▸ The request
Search the data for the word "فيعطي". Reproduce every line where it is found.

▸ Data section
━━━━━━━━━━━━━━━━━━━━

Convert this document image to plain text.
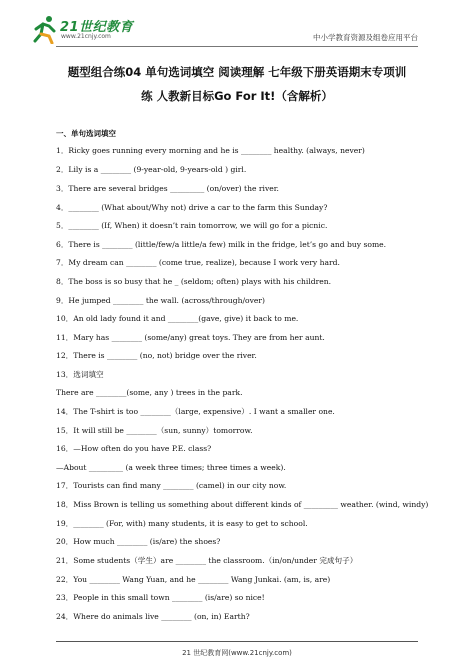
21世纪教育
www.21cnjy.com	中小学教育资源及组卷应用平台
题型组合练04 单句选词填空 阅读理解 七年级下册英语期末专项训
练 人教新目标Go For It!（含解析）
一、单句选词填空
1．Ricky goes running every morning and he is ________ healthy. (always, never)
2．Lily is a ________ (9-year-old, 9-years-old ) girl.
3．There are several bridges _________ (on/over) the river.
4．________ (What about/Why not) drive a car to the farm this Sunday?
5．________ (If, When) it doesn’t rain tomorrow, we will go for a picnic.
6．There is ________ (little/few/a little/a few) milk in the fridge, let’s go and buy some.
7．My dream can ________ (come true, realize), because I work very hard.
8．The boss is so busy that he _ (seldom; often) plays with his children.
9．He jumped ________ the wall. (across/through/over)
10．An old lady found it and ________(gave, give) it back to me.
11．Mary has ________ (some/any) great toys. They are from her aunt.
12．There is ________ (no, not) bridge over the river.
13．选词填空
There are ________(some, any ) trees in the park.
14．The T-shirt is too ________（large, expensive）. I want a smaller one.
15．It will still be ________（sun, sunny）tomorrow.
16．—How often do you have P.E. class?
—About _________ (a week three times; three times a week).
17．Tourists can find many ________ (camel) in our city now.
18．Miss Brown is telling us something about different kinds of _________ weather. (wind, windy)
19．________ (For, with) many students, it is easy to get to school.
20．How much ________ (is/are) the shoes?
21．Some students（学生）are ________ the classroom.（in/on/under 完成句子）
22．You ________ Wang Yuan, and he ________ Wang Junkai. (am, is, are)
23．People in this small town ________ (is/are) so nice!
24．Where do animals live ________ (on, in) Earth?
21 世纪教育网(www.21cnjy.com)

━━━━━━━━━━━━━━━━━━━━

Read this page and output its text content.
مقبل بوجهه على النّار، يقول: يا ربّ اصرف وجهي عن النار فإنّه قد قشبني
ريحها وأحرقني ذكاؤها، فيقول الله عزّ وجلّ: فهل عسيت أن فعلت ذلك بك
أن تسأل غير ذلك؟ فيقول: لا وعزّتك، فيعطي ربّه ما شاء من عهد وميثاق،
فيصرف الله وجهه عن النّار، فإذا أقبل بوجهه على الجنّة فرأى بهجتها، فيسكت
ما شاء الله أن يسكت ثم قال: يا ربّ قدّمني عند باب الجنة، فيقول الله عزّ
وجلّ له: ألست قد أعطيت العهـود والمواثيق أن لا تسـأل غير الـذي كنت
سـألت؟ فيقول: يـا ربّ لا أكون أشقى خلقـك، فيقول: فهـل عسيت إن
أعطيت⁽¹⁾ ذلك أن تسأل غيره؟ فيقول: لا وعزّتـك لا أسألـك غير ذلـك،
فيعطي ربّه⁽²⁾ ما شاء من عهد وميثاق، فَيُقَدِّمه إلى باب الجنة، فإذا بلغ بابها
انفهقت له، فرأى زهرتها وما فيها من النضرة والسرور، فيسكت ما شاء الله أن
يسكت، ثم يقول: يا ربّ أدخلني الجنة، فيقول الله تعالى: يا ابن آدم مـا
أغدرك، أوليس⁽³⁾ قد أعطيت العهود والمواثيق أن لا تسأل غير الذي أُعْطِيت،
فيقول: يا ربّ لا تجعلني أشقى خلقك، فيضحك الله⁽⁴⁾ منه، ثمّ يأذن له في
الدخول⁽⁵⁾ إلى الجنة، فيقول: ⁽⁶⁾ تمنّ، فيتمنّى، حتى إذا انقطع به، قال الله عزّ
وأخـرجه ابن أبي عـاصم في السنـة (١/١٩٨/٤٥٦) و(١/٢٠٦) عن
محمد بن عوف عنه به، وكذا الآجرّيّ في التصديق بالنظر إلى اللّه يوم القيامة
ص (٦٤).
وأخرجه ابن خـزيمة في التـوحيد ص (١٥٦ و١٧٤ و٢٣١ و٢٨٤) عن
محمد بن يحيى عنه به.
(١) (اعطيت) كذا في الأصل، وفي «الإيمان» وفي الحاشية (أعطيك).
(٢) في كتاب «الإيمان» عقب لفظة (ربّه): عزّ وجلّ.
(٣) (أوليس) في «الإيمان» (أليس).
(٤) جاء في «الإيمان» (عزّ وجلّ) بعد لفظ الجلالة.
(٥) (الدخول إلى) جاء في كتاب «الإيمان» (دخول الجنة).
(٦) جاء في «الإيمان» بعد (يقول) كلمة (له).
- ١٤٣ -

━━━━━━━━━━━━━━━━━━━━

▸ Exercise answer
أن تسأل غير ذلك؟ فيقول: لا وعزّتك، فيعطي ربّه ما شاء من عهد وميثاق،
فيعطي ربّه⁽²⁾ ما شاء من عهد وميثاق، فَيُقَدِّمه إلى باب الجنة، فإذا بلغ بابها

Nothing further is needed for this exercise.